* What the task asks
Look through the listing for the word "горячего". Copy each line that has it.

(Dataset rows)
------

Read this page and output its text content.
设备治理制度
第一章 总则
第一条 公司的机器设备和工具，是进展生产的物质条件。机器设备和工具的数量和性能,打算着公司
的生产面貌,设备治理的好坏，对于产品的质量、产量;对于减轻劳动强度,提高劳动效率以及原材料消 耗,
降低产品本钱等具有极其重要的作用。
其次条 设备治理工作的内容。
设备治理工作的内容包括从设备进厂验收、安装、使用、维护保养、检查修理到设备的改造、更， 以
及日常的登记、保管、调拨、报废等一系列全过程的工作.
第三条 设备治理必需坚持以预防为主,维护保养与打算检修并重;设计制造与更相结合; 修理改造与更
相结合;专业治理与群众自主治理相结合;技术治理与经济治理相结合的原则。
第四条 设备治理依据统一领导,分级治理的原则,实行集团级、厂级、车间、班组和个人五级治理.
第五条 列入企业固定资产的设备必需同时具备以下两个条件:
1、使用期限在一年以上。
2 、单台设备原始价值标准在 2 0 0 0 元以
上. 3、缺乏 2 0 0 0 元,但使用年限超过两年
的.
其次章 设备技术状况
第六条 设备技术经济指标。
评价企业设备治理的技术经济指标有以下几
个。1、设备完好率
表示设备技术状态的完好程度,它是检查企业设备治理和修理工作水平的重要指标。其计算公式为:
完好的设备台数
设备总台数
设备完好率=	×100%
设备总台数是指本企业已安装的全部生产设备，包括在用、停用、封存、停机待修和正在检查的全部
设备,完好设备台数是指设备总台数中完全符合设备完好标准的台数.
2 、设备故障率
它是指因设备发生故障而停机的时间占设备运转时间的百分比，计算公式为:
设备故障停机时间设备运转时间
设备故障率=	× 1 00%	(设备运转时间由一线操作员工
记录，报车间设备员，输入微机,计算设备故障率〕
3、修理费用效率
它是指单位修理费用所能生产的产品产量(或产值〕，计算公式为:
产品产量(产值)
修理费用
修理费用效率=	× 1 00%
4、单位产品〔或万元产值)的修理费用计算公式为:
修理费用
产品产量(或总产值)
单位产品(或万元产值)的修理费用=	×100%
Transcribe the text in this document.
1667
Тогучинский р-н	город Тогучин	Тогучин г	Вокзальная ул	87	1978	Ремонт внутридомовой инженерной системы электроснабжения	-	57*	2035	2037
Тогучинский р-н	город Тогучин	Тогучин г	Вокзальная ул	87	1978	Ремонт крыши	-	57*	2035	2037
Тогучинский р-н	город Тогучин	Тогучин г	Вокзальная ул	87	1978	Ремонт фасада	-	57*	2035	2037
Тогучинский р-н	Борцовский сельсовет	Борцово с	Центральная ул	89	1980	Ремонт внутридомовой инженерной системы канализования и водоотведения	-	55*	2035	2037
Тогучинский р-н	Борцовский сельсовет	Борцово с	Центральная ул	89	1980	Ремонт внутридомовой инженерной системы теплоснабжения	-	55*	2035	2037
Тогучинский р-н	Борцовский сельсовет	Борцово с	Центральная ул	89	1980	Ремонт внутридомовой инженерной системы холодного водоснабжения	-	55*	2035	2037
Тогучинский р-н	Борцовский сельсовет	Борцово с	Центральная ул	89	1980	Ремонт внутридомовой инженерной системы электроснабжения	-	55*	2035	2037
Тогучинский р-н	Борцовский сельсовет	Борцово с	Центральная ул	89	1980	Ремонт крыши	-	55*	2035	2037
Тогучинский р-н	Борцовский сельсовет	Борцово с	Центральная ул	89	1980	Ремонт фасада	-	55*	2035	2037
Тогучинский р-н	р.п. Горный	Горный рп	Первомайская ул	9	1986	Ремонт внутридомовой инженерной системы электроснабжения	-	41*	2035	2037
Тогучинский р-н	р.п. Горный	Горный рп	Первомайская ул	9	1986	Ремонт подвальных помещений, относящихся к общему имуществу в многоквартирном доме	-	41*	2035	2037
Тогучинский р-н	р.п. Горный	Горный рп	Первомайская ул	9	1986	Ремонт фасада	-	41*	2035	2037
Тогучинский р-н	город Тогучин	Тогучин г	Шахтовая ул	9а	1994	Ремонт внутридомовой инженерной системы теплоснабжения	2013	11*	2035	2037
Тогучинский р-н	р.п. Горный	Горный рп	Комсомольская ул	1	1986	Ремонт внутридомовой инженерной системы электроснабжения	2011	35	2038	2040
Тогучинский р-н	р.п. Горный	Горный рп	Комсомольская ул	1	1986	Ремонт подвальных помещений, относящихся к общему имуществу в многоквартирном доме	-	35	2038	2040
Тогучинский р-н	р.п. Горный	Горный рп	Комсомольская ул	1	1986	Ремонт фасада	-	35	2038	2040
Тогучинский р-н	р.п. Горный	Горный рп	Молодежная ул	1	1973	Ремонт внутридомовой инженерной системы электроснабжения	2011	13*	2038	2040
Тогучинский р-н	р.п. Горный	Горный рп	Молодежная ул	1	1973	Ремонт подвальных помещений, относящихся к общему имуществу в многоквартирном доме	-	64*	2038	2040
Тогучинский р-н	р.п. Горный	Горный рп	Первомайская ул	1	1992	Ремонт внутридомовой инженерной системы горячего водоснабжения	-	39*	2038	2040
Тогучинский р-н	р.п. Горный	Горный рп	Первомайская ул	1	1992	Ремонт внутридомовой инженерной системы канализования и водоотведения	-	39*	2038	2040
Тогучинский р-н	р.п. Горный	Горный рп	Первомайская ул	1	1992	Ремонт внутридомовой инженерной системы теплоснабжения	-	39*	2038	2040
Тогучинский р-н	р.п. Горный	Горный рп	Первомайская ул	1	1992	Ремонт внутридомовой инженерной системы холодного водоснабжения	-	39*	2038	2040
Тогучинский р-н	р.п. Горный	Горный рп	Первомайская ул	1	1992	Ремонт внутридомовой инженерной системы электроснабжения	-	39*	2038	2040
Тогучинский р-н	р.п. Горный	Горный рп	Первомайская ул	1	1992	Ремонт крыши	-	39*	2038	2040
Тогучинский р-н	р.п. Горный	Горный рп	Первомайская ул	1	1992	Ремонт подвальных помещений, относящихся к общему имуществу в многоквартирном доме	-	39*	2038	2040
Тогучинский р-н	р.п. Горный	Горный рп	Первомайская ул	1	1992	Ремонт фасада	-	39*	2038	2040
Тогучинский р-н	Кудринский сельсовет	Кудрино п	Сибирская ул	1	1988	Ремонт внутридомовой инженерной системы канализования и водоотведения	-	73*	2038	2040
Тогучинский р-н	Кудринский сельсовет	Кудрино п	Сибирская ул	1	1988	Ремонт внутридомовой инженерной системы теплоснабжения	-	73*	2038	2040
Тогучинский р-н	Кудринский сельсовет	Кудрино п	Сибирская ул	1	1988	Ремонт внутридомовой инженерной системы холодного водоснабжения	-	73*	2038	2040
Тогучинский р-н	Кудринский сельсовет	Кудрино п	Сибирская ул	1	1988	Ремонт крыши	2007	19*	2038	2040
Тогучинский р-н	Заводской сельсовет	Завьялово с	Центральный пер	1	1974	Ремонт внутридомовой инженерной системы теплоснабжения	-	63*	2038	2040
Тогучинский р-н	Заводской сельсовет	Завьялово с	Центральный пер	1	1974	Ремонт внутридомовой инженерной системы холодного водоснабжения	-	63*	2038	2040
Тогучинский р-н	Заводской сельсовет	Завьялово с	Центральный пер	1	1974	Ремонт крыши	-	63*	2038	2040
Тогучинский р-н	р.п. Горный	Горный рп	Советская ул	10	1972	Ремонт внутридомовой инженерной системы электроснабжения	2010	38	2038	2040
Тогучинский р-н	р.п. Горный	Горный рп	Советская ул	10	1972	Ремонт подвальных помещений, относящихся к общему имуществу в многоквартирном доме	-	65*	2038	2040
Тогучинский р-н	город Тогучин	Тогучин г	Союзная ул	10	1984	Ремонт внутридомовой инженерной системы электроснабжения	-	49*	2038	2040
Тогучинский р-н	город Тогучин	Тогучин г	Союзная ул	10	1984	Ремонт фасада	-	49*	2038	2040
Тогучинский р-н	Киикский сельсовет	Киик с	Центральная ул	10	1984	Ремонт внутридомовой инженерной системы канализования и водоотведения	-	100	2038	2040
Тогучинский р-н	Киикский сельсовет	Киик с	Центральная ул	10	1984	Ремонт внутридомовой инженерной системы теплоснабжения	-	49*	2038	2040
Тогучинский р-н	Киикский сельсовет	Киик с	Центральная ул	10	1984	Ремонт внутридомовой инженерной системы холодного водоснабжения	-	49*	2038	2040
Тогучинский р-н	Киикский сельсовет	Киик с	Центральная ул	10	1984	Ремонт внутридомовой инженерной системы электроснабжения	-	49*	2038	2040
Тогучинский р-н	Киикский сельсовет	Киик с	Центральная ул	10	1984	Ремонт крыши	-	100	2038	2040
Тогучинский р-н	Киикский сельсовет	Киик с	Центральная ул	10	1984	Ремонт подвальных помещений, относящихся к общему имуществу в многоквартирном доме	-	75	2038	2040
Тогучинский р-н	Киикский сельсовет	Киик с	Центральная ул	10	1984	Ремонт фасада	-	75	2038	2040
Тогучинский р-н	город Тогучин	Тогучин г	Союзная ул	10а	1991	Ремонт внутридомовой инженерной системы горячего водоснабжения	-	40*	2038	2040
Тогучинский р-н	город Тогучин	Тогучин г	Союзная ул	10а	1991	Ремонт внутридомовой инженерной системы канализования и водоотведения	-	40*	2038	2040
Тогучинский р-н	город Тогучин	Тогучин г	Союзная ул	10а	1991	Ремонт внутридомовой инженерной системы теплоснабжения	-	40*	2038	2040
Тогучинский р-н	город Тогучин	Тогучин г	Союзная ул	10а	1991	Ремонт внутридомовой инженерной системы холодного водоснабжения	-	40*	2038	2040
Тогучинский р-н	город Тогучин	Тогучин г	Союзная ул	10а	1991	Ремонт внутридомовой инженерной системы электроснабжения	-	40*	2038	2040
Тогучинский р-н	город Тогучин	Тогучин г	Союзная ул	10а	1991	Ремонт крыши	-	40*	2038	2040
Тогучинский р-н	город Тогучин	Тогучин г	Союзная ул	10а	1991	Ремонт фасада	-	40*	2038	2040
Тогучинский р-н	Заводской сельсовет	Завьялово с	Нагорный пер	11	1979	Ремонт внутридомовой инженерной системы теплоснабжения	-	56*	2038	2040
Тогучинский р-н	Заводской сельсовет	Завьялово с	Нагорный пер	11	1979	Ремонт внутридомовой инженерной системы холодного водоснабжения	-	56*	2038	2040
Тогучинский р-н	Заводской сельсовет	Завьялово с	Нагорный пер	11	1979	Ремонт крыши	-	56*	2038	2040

------

* Answer below
Тогучинский р-н	р.п. Горный	Горный рп	Первомайская ул	1	1992	Ремонт внутридомовой инженерной системы горячего водоснабжения	-	39*	2038	2040
Тогучинский р-н	город Тогучин	Тогучин г	Союзная ул	10а	1991	Ремонт внутридомовой инженерной системы горячего водоснабжения	-	40*	2038	2040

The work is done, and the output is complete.